Print the data below verbatim, from its first line through the line that holds "file-name: 方格黑格12x18.wpt xyxy=(28,198,140,212)", with both of those lines included.

#### Input material:
....................
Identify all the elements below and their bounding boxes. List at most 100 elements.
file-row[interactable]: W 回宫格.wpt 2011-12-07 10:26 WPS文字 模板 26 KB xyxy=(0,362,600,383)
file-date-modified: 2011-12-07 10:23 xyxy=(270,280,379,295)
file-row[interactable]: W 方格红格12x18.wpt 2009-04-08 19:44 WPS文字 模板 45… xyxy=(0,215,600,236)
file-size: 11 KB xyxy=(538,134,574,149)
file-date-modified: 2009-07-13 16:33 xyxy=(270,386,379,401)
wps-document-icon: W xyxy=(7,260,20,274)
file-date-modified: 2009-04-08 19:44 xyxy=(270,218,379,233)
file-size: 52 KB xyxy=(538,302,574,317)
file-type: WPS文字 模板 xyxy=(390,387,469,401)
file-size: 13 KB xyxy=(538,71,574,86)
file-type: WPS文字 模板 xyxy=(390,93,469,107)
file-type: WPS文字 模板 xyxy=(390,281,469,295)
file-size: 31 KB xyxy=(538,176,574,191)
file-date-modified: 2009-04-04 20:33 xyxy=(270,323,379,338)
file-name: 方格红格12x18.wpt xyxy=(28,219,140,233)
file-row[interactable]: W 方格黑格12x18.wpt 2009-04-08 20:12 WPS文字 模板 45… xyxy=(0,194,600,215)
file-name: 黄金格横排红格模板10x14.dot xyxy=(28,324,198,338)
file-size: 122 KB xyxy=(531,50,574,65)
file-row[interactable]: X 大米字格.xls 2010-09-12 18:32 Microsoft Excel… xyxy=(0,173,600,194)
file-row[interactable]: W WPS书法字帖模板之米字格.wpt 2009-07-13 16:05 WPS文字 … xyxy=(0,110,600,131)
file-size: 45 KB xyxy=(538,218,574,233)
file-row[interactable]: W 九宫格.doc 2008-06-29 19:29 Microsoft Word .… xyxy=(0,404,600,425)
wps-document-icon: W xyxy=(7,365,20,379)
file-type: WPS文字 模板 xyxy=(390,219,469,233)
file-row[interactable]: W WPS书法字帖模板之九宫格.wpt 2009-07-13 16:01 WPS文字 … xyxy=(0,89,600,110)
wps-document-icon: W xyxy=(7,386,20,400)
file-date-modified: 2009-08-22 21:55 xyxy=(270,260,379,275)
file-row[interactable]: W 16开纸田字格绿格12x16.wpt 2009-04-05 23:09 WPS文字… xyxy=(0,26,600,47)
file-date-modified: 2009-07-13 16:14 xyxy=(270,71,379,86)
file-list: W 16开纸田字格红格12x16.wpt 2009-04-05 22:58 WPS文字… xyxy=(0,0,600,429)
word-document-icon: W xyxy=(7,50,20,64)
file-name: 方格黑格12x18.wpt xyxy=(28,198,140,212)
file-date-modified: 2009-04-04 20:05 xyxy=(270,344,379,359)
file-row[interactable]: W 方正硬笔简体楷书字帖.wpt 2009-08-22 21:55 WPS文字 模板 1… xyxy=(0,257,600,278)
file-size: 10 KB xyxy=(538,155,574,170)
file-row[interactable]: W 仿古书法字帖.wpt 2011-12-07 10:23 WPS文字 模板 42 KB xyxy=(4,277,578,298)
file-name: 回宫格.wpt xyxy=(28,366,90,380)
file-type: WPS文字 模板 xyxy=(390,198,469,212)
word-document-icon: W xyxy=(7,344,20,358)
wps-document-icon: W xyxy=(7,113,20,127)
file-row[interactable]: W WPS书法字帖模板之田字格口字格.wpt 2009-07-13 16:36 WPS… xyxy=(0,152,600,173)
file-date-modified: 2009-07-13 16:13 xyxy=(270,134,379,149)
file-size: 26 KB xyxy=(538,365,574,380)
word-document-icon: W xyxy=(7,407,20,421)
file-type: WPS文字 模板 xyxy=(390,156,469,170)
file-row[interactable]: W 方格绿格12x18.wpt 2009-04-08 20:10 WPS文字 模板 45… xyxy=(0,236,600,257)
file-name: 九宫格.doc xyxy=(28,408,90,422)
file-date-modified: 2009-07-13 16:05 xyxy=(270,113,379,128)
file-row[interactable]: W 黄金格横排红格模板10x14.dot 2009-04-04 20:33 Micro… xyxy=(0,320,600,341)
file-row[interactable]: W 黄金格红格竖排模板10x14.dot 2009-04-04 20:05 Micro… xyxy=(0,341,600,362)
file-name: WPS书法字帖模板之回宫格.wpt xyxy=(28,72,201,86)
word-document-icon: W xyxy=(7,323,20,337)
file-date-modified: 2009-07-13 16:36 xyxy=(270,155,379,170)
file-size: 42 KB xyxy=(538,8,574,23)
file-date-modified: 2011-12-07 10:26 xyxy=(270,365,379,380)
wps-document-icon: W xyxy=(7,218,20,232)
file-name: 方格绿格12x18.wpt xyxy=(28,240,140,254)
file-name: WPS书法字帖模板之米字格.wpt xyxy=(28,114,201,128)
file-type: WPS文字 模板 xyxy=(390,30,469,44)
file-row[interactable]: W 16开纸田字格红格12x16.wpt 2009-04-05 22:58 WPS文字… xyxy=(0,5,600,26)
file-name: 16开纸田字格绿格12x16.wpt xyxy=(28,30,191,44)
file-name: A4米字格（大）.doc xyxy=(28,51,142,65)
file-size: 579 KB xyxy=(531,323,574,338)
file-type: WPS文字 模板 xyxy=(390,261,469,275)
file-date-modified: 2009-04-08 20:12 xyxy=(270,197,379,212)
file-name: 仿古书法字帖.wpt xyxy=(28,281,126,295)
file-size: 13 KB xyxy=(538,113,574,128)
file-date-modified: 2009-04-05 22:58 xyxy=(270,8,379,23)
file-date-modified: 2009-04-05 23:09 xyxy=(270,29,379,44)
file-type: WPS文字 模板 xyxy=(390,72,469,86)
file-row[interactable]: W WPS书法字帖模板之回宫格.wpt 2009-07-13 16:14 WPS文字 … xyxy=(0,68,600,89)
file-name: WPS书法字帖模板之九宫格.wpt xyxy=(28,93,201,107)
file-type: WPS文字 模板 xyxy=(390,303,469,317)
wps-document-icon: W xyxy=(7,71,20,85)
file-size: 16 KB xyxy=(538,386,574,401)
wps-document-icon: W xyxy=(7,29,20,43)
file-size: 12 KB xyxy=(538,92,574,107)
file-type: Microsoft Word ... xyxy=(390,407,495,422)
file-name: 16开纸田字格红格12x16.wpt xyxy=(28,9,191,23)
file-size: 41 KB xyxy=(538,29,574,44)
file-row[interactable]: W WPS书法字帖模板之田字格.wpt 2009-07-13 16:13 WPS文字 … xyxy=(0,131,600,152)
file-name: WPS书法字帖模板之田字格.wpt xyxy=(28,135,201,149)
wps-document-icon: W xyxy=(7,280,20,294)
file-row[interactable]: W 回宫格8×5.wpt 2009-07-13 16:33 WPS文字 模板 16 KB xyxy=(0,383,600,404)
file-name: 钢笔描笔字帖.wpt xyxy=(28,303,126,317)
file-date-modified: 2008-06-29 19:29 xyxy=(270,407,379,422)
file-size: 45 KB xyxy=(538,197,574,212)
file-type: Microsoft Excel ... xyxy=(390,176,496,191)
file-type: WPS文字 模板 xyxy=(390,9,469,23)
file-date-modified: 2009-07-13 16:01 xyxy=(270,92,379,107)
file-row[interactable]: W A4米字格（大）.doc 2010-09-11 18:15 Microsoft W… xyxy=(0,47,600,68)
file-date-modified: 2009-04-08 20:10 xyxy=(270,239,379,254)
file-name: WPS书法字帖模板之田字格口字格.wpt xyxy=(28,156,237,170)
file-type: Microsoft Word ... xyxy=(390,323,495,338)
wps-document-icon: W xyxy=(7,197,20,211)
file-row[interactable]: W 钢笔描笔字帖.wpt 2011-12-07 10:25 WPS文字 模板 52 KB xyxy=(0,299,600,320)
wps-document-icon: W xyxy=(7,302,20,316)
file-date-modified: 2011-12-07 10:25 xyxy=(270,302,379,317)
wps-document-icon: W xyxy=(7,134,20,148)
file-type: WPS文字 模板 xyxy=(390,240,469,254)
....................
#### Solution:
Identify all the elements below and their bounding boxes. List at most 100 elements.
file-row[interactable]: W 回宫格.wpt 2011-12-07 10:26 WPS文字 模板 26 KB xyxy=(0,362,600,383)
file-date-modified: 2011-12-07 10:23 xyxy=(270,280,379,295)
file-row[interactable]: W 方格红格12x18.wpt 2009-04-08 19:44 WPS文字 模板 45… xyxy=(0,215,600,236)
file-size: 11 KB xyxy=(538,134,574,149)
file-date-modified: 2009-07-13 16:33 xyxy=(270,386,379,401)
wps-document-icon: W xyxy=(7,260,20,274)
file-date-modified: 2009-04-08 19:44 xyxy=(270,218,379,233)
file-size: 52 KB xyxy=(538,302,574,317)
file-type: WPS文字 模板 xyxy=(390,387,469,401)
file-size: 13 KB xyxy=(538,71,574,86)
file-type: WPS文字 模板 xyxy=(390,93,469,107)
file-type: WPS文字 模板 xyxy=(390,281,469,295)
file-size: 31 KB xyxy=(538,176,574,191)
file-date-modified: 2009-04-04 20:33 xyxy=(270,323,379,338)
file-name: 方格红格12x18.wpt xyxy=(28,219,140,233)
file-row[interactable]: W 方格黑格12x18.wpt 2009-04-08 20:12 WPS文字 模板 45… xyxy=(0,194,600,215)
file-name: 黄金格横排红格模板10x14.dot xyxy=(28,324,198,338)
file-size: 122 KB xyxy=(531,50,574,65)
file-row[interactable]: X 大米字格.xls 2010-09-12 18:32 Microsoft Excel… xyxy=(0,173,600,194)
file-row[interactable]: W WPS书法字帖模板之米字格.wpt 2009-07-13 16:05 WPS文字 … xyxy=(0,110,600,131)
file-size: 45 KB xyxy=(538,218,574,233)
file-row[interactable]: W 九宫格.doc 2008-06-29 19:29 Microsoft Word .… xyxy=(0,404,600,425)
wps-document-icon: W xyxy=(7,365,20,379)
file-type: WPS文字 模板 xyxy=(390,219,469,233)
file-row[interactable]: W WPS书法字帖模板之九宫格.wpt 2009-07-13 16:01 WPS文字 … xyxy=(0,89,600,110)
wps-document-icon: W xyxy=(7,386,20,400)
file-date-modified: 2009-08-22 21:55 xyxy=(270,260,379,275)
file-row[interactable]: W 16开纸田字格绿格12x16.wpt 2009-04-05 23:09 WPS文字… xyxy=(0,26,600,47)
file-date-modified: 2009-07-13 16:14 xyxy=(270,71,379,86)
file-list: W 16开纸田字格红格12x16.wpt 2009-04-05 22:58 WPS文字… xyxy=(0,0,600,429)
word-document-icon: W xyxy=(7,50,20,64)
file-name: 方格黑格12x18.wpt xyxy=(28,198,140,212)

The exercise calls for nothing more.